#### INSTRUCTIONS FOR THE TASK
Wherever a line holds the word "JSON", copy that line out.

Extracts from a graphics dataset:
[Start]
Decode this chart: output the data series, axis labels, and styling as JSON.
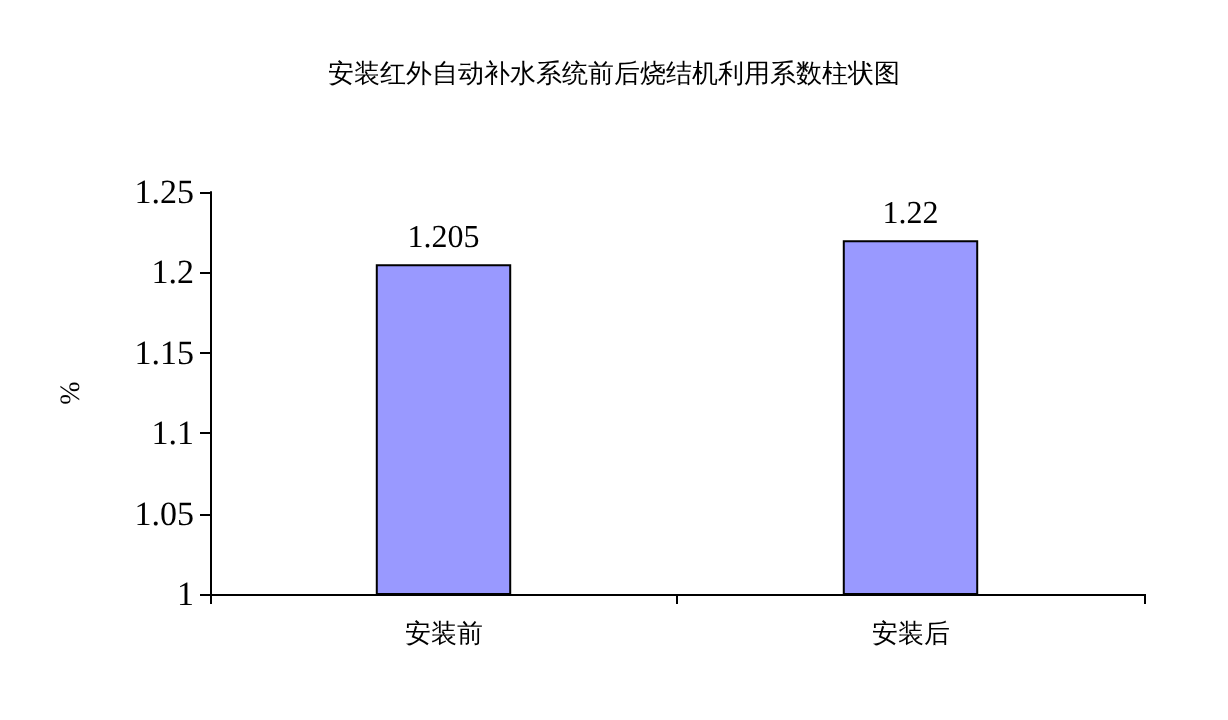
{
  "chart_data": {
    "type": "bar",
    "title": "安装红外自动补水系统前后烧结机利用系数柱状图",
    "ylabel": "%",
    "categories": [
      "安装前",
      "安装后"
    ],
    "series": [
      {
        "color": "#9999ff",
        "values": [
          1.205,
          1.22
        ]
      }
    ],
    "ylim": [
      1,
      1.25
    ],
    "yticks": [
      1,
      1.05,
      1.1,
      1.15,
      1.2,
      1.25
    ],
    "data_labels": true,
    "grid": false
  }
}
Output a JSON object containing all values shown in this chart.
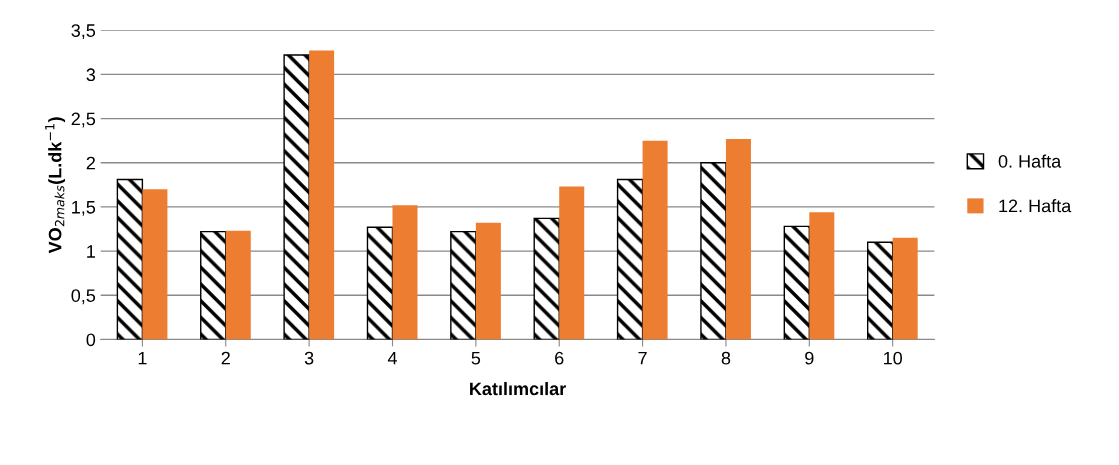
{
  "chart_data": {
    "type": "bar",
    "xlabel": "Katılımcılar",
    "ylabel": "VO$_{2maks}$(L.dk$^{−1}$)",
    "categories": [
      "1",
      "2",
      "3",
      "4",
      "5",
      "6",
      "7",
      "8",
      "9",
      "10"
    ],
    "series": [
      {
        "name": "0. Hafta",
        "color": "#000000",
        "values": [
          1.81,
          1.22,
          3.22,
          1.27,
          1.22,
          1.37,
          1.81,
          2.0,
          1.28,
          1.1
        ]
      },
      {
        "name": "12. Hafta",
        "color": "#ed7d31",
        "values": [
          1.7,
          1.23,
          3.27,
          1.52,
          1.32,
          1.73,
          2.25,
          2.27,
          1.44,
          1.15
        ]
      }
    ],
    "ylim": [
      0,
      3.5
    ],
    "yticks": [
      {
        "value": 0,
        "label": "0"
      },
      {
        "value": 0.5,
        "label": "0,5"
      },
      {
        "value": 1,
        "label": "1"
      },
      {
        "value": 1.5,
        "label": "1,5"
      },
      {
        "value": 2,
        "label": "2"
      },
      {
        "value": 2.5,
        "label": "2,5"
      },
      {
        "value": 3,
        "label": "3"
      },
      {
        "value": 3.5,
        "label": "3,5"
      }
    ],
    "grid": "y",
    "legend": "right"
  }
}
[End]
#### EXERCISE ANSWER
Decode this chart: output the data series, axis labels, and styling as JSON.
Output a JSON object containing all values shown in this chart.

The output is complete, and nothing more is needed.